Stated task
Copy every line from the material below that holds "плитъ".

** Start of Given information **

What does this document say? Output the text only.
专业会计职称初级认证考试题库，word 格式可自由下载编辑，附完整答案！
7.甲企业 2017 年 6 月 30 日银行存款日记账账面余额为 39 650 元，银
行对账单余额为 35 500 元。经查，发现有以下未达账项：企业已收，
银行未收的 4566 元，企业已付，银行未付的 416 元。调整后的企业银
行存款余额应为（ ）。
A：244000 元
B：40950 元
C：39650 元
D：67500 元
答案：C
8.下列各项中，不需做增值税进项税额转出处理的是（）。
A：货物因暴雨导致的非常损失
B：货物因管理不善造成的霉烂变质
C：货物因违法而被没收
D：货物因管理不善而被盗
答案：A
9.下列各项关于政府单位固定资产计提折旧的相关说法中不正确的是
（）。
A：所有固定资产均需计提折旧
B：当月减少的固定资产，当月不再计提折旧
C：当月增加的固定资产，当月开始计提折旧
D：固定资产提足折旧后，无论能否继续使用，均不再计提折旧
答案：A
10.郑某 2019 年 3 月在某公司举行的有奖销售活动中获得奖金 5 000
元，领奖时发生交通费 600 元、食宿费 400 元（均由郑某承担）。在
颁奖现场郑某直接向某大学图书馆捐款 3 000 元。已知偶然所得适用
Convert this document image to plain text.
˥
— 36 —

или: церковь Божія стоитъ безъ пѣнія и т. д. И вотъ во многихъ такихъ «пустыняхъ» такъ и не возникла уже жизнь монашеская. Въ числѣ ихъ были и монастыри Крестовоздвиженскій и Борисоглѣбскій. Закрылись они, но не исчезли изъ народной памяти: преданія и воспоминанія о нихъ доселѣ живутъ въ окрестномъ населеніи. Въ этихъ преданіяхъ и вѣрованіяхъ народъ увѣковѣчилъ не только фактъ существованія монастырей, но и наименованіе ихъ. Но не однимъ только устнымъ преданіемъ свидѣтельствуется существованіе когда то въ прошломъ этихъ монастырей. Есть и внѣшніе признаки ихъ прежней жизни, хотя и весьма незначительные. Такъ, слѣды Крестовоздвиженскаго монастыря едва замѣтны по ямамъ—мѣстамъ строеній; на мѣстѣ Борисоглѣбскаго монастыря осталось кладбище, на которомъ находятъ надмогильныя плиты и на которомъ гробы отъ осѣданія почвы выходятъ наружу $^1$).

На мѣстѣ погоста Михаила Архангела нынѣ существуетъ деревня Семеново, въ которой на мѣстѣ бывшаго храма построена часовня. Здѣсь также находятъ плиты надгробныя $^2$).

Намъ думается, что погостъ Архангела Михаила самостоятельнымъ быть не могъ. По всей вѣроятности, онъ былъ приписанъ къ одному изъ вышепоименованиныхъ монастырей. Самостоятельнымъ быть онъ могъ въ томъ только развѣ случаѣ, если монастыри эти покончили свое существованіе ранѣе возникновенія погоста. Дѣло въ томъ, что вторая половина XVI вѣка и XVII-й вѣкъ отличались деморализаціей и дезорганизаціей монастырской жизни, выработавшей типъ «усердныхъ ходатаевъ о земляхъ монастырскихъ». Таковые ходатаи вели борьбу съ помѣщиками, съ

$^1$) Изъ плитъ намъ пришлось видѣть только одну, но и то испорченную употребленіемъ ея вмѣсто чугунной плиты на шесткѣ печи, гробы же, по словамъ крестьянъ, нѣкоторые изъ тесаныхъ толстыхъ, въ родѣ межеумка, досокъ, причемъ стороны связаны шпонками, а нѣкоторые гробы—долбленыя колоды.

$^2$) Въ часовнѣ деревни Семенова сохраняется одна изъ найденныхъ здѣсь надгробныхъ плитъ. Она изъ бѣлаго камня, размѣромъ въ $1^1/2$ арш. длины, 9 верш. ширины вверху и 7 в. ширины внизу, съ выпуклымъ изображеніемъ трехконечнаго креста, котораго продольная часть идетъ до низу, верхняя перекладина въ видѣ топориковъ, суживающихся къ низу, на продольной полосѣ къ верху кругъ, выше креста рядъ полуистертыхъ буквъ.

** End of Given information **

Result for this exercise
$^1$) Изъ плитъ намъ пришлось видѣть только одну, но и то испорченную употребленіемъ ея вмѣсто чугунной плиты на шесткѣ печи, гробы же, по словамъ крестьянъ, нѣкоторые изъ тесаныхъ толстыхъ, въ родѣ межеумка, досокъ, причемъ стороны связаны шпонками, а нѣкоторые гробы—долбленыя колоды.
$^2$) Въ часовнѣ деревни Семенова сохраняется одна изъ найденныхъ здѣсь надгробныхъ плитъ. Она изъ бѣлаго камня, размѣромъ въ $1^1/2$ арш. длины, 9 верш. ширины вверху и 7 в. ширины внизу, съ выпуклымъ изображеніемъ трехконечнаго креста, котораго продольная часть идетъ до низу, верхняя перекладина въ видѣ топориковъ, суживающихся къ низу, на продольной полосѣ къ верху кругъ, выше креста рядъ полуистертыхъ буквъ.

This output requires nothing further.